▶ WORK TO BE COMPLETED: Find the word "машинистов" in the listing; pull out each line holding it.

Dataset entries:

:::

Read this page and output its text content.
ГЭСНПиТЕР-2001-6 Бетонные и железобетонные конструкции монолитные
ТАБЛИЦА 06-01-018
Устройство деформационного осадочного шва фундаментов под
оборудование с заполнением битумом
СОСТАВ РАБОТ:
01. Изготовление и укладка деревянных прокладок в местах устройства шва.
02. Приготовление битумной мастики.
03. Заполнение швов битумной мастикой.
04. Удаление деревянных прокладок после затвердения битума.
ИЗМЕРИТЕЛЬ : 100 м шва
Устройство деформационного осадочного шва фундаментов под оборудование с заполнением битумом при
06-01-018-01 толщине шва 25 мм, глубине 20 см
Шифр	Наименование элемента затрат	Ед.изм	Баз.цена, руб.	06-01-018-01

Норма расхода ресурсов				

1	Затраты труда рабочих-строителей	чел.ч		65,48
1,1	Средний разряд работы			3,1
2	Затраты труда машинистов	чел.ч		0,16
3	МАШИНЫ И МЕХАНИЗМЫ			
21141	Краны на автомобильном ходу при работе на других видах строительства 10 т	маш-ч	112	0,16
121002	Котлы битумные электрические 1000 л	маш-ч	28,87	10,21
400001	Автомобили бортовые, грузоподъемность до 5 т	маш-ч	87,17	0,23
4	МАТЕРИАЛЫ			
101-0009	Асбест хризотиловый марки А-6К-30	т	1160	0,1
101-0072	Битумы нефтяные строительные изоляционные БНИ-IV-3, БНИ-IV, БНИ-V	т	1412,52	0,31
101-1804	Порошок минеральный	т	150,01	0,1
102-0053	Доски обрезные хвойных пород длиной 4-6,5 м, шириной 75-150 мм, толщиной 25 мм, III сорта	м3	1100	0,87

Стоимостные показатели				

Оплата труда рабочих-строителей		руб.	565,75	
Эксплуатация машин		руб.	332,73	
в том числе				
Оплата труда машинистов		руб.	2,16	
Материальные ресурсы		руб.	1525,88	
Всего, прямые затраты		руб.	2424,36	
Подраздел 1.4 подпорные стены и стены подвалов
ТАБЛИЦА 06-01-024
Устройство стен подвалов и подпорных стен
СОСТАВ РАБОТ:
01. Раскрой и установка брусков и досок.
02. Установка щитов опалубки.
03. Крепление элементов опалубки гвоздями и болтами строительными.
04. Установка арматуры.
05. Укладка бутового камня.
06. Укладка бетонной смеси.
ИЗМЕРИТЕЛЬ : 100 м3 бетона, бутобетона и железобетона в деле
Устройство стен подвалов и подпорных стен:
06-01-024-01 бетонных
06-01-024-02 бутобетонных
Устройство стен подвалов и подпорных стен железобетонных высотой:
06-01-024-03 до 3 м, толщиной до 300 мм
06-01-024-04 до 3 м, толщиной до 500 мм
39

:::

▶ EXERCISE SOLUTION:
2	Затраты труда машинистов	чел.ч		0,16
Оплата труда машинистов		руб.	2,16	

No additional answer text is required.